# INSTRUCTION:
Rewrite all the items below, changing every "Adarsh" to "Meera" and leaving everything else as it is.

# DATA SUPPLIED:
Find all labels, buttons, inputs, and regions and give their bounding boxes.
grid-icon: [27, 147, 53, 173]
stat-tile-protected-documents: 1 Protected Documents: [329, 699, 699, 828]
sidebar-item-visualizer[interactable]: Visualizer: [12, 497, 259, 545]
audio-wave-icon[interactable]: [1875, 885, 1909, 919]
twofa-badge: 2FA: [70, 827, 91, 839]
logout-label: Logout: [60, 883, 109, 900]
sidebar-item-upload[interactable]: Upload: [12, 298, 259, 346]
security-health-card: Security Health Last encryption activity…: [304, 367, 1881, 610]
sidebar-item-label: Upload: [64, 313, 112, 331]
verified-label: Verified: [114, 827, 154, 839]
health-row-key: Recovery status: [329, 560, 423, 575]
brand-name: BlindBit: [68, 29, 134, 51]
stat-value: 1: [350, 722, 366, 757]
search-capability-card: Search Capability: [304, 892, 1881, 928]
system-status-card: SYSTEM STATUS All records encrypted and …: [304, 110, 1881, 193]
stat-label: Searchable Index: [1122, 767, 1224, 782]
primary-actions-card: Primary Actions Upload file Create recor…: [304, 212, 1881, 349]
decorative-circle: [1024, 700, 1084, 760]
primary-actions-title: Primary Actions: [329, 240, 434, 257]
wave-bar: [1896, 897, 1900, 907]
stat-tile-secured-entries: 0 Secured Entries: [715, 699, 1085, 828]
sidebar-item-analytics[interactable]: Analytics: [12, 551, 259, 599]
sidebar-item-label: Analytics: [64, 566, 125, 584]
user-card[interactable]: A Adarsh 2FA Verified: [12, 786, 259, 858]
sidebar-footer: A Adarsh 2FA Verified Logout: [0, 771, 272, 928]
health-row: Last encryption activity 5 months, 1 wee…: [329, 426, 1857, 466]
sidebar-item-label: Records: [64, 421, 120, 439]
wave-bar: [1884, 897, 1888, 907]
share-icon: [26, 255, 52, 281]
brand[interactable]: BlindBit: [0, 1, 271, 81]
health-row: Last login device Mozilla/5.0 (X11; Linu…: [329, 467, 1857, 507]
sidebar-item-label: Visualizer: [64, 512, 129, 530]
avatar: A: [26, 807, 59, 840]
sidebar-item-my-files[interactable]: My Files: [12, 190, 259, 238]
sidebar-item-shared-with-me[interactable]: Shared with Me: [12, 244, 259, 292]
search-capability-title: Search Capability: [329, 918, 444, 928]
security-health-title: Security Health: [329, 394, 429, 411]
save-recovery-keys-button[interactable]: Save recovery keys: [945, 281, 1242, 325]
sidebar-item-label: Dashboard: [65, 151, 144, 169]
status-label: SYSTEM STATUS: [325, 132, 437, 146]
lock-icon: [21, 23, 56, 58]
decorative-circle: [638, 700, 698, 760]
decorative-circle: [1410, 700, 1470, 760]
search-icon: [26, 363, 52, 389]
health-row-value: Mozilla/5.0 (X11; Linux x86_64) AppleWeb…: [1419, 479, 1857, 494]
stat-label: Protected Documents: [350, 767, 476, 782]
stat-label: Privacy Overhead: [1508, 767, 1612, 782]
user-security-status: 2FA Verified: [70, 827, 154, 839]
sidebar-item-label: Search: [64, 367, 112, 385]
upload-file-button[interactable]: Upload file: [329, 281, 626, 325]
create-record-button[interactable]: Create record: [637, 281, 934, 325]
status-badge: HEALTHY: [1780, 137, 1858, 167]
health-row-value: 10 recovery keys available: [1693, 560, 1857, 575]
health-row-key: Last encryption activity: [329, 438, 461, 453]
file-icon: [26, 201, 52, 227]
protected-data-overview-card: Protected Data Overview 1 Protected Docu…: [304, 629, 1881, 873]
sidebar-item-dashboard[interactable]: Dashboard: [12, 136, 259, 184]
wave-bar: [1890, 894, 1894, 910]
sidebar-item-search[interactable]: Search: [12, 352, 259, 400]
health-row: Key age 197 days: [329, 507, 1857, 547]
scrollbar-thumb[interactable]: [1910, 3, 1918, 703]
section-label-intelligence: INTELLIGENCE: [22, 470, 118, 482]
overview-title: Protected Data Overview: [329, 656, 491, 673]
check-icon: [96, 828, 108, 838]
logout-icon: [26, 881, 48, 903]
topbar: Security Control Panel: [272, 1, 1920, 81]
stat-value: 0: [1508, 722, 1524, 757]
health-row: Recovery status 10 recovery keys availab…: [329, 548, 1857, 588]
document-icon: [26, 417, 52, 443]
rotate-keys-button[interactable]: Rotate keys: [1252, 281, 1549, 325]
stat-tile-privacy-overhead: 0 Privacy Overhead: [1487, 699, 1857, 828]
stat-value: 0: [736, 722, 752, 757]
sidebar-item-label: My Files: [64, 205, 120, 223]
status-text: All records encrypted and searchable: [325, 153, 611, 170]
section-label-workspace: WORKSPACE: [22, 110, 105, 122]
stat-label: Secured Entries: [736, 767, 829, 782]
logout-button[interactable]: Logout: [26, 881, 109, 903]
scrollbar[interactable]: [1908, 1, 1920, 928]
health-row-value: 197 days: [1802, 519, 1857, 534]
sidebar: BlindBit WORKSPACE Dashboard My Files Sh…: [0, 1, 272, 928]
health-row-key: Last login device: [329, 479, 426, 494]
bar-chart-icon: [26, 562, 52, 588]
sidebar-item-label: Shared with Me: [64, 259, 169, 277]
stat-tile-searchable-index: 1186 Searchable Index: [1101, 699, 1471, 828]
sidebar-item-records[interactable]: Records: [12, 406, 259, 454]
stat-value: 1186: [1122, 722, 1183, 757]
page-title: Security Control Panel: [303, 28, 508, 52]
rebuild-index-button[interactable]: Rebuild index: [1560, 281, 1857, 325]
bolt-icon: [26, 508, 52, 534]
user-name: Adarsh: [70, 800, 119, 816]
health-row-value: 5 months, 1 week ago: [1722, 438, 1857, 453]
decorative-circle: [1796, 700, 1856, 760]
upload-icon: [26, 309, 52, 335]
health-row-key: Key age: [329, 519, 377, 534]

# FULL RESPONSE:
Find all labels, buttons, inputs, and regions and give their bounding boxes.
grid-icon: [27, 147, 53, 173]
stat-tile-protected-documents: 1 Protected Documents: [329, 699, 699, 828]
sidebar-item-visualizer[interactable]: Visualizer: [12, 497, 259, 545]
audio-wave-icon[interactable]: [1875, 885, 1909, 919]
twofa-badge: 2FA: [70, 827, 91, 839]
logout-label: Logout: [60, 883, 109, 900]
sidebar-item-upload[interactable]: Upload: [12, 298, 259, 346]
security-health-card: Security Health Last encryption activity…: [304, 367, 1881, 610]
sidebar-item-label: Upload: [64, 313, 112, 331]
verified-label: Verified: [114, 827, 154, 839]
health-row-key: Recovery status: [329, 560, 423, 575]
brand-name: BlindBit: [68, 29, 134, 51]
stat-value: 1: [350, 722, 366, 757]
search-capability-card: Search Capability: [304, 892, 1881, 928]
system-status-card: SYSTEM STATUS All records encrypted and …: [304, 110, 1881, 193]
stat-label: Searchable Index: [1122, 767, 1224, 782]
primary-actions-card: Primary Actions Upload file Create recor…: [304, 212, 1881, 349]
decorative-circle: [1024, 700, 1084, 760]
primary-actions-title: Primary Actions: [329, 240, 434, 257]
wave-bar: [1896, 897, 1900, 907]
stat-tile-secured-entries: 0 Secured Entries: [715, 699, 1085, 828]
sidebar-item-analytics[interactable]: Analytics: [12, 551, 259, 599]
sidebar-item-label: Analytics: [64, 566, 125, 584]
user-card[interactable]: A Meera 2FA Verified: [12, 786, 259, 858]
sidebar-footer: A Meera 2FA Verified Logout: [0, 771, 272, 928]
health-row: Last encryption activity 5 months, 1 wee…: [329, 426, 1857, 466]
sidebar-item-label: Records: [64, 421, 120, 439]
wave-bar: [1884, 897, 1888, 907]
share-icon: [26, 255, 52, 281]
brand[interactable]: BlindBit: [0, 1, 271, 81]
health-row: Last login device Mozilla/5.0 (X11; Linu…: [329, 467, 1857, 507]
sidebar-item-label: Visualizer: [64, 512, 129, 530]
avatar: A: [26, 807, 59, 840]
sidebar-item-my-files[interactable]: My Files: [12, 190, 259, 238]
sidebar-item-shared-with-me[interactable]: Shared with Me: [12, 244, 259, 292]
search-capability-title: Search Capability: [329, 918, 444, 928]
security-health-title: Security Health: [329, 394, 429, 411]
save-recovery-keys-button[interactable]: Save recovery keys: [945, 281, 1242, 325]
sidebar-item-label: Dashboard: [65, 151, 144, 169]
status-label: SYSTEM STATUS: [325, 132, 437, 146]
lock-icon: [21, 23, 56, 58]
decorative-circle: [638, 700, 698, 760]
decorative-circle: [1410, 700, 1470, 760]
search-icon: [26, 363, 52, 389]
health-row-value: Mozilla/5.0 (X11; Linux x86_64) AppleWeb…: [1419, 479, 1857, 494]
stat-label: Protected Documents: [350, 767, 476, 782]
stat-label: Privacy Overhead: [1508, 767, 1612, 782]
user-security-status: 2FA Verified: [70, 827, 154, 839]
sidebar-item-label: Search: [64, 367, 112, 385]
upload-file-button[interactable]: Upload file: [329, 281, 626, 325]
create-record-button[interactable]: Create record: [637, 281, 934, 325]
status-badge: HEALTHY: [1780, 137, 1858, 167]
health-row-value: 10 recovery keys available: [1693, 560, 1857, 575]
health-row-key: Last encryption activity: [329, 438, 461, 453]
file-icon: [26, 201, 52, 227]
protected-data-overview-card: Protected Data Overview 1 Protected Docu…: [304, 629, 1881, 873]
sidebar-item-dashboard[interactable]: Dashboard: [12, 136, 259, 184]
wave-bar: [1890, 894, 1894, 910]
sidebar-item-search[interactable]: Search: [12, 352, 259, 400]
health-row: Key age 197 days: [329, 507, 1857, 547]
scrollbar-thumb[interactable]: [1910, 3, 1918, 703]
section-label-intelligence: INTELLIGENCE: [22, 470, 118, 482]
overview-title: Protected Data Overview: [329, 656, 491, 673]
check-icon: [96, 828, 108, 838]
logout-icon: [26, 881, 48, 903]
topbar: Security Control Panel: [272, 1, 1920, 81]
stat-value: 0: [1508, 722, 1524, 757]
health-row: Recovery status 10 recovery keys availab…: [329, 548, 1857, 588]
document-icon: [26, 417, 52, 443]
rotate-keys-button[interactable]: Rotate keys: [1252, 281, 1549, 325]
stat-tile-privacy-overhead: 0 Privacy Overhead: [1487, 699, 1857, 828]
stat-value: 0: [736, 722, 752, 757]
sidebar-item-label: My Files: [64, 205, 120, 223]
status-text: All records encrypted and searchable: [325, 153, 611, 170]
section-label-workspace: WORKSPACE: [22, 110, 105, 122]
stat-label: Secured Entries: [736, 767, 829, 782]
logout-button[interactable]: Logout: [26, 881, 109, 903]
scrollbar[interactable]: [1908, 1, 1920, 928]
health-row-value: 197 days: [1802, 519, 1857, 534]
sidebar: BlindBit WORKSPACE Dashboard My Files Sh…: [0, 1, 272, 928]
health-row-key: Last login device: [329, 479, 426, 494]
bar-chart-icon: [26, 562, 52, 588]
sidebar-item-label: Shared with Me: [64, 259, 169, 277]
stat-tile-searchable-index: 1186 Searchable Index: [1101, 699, 1471, 828]
sidebar-item-records[interactable]: Records: [12, 406, 259, 454]
stat-value: 1186: [1122, 722, 1183, 757]
page-title: Security Control Panel: [303, 28, 508, 52]
rebuild-index-button[interactable]: Rebuild index: [1560, 281, 1857, 325]
bolt-icon: [26, 508, 52, 534]
user-name: Meera: [70, 800, 119, 816]
health-row-value: 5 months, 1 week ago: [1722, 438, 1857, 453]
decorative-circle: [1796, 700, 1856, 760]
upload-icon: [26, 309, 52, 335]
health-row-key: Key age: [329, 519, 377, 534]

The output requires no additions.